# INSTRUCTIONS TO FOLLOW:
Please list all lines of the material below in which the string "symmetric" occurs.

%%

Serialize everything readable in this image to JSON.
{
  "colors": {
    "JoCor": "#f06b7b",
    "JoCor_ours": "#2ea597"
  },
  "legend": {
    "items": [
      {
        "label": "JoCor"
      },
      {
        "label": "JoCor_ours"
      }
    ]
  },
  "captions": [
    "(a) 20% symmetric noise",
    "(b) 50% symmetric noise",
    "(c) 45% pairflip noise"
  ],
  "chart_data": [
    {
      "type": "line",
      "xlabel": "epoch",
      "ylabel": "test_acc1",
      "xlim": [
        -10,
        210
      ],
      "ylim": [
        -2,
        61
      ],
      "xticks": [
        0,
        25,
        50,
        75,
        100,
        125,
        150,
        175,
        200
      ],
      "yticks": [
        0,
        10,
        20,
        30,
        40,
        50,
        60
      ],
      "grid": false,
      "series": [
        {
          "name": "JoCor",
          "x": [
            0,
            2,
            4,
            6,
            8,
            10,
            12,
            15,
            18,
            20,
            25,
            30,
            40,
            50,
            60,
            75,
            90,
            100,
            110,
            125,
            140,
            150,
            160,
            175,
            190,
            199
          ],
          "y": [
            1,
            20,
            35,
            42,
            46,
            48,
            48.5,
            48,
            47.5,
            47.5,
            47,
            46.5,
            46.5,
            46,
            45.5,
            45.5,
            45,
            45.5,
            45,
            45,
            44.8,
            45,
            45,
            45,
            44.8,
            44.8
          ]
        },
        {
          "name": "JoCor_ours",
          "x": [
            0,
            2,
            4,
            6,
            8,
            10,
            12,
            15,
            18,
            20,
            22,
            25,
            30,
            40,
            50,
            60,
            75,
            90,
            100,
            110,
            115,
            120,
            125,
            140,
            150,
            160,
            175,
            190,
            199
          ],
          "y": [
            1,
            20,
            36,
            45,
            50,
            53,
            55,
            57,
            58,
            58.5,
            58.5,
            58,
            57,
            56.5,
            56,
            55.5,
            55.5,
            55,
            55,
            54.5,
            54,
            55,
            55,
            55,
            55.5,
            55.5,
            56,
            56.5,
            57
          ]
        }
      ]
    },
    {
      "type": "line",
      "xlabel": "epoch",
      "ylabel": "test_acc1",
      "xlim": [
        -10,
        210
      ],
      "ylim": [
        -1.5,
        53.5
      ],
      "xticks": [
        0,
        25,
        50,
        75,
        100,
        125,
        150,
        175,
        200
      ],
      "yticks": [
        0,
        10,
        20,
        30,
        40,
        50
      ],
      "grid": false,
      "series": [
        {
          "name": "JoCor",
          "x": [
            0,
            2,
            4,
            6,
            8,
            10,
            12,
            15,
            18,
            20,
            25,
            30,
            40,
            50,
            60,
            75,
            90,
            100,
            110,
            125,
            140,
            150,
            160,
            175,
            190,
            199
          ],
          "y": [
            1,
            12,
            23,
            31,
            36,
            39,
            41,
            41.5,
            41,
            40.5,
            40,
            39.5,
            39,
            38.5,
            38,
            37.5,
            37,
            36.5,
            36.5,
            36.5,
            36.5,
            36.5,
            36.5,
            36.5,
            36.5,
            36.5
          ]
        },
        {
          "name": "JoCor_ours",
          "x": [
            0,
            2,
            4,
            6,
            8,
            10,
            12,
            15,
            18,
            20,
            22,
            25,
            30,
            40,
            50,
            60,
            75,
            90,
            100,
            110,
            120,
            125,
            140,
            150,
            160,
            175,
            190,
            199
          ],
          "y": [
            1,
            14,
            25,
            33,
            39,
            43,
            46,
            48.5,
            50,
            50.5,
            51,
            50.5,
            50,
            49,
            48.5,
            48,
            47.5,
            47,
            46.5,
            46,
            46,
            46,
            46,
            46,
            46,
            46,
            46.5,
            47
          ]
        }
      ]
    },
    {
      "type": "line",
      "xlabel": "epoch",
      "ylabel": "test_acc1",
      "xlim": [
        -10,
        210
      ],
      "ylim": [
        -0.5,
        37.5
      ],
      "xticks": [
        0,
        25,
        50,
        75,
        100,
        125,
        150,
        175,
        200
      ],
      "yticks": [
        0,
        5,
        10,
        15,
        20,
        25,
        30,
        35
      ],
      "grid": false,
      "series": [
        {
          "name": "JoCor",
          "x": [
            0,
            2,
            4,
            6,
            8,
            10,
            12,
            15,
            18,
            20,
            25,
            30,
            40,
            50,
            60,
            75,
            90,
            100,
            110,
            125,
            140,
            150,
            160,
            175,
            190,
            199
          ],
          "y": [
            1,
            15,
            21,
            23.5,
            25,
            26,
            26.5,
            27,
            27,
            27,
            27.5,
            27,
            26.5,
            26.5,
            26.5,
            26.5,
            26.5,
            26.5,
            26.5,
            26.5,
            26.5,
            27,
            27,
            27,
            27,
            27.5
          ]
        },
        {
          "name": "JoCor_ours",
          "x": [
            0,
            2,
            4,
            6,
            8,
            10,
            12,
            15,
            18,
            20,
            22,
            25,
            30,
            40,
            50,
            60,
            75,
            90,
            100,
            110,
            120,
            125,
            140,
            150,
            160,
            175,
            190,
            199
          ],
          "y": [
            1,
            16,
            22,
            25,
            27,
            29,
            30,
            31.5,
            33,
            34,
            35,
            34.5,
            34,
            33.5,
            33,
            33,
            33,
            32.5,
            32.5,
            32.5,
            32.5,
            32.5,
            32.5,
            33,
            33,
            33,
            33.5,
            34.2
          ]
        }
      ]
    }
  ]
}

%%

# OUTPUT BELOW:
    "(a) 20% symmetric noise",
    "(b) 50% symmetric noise",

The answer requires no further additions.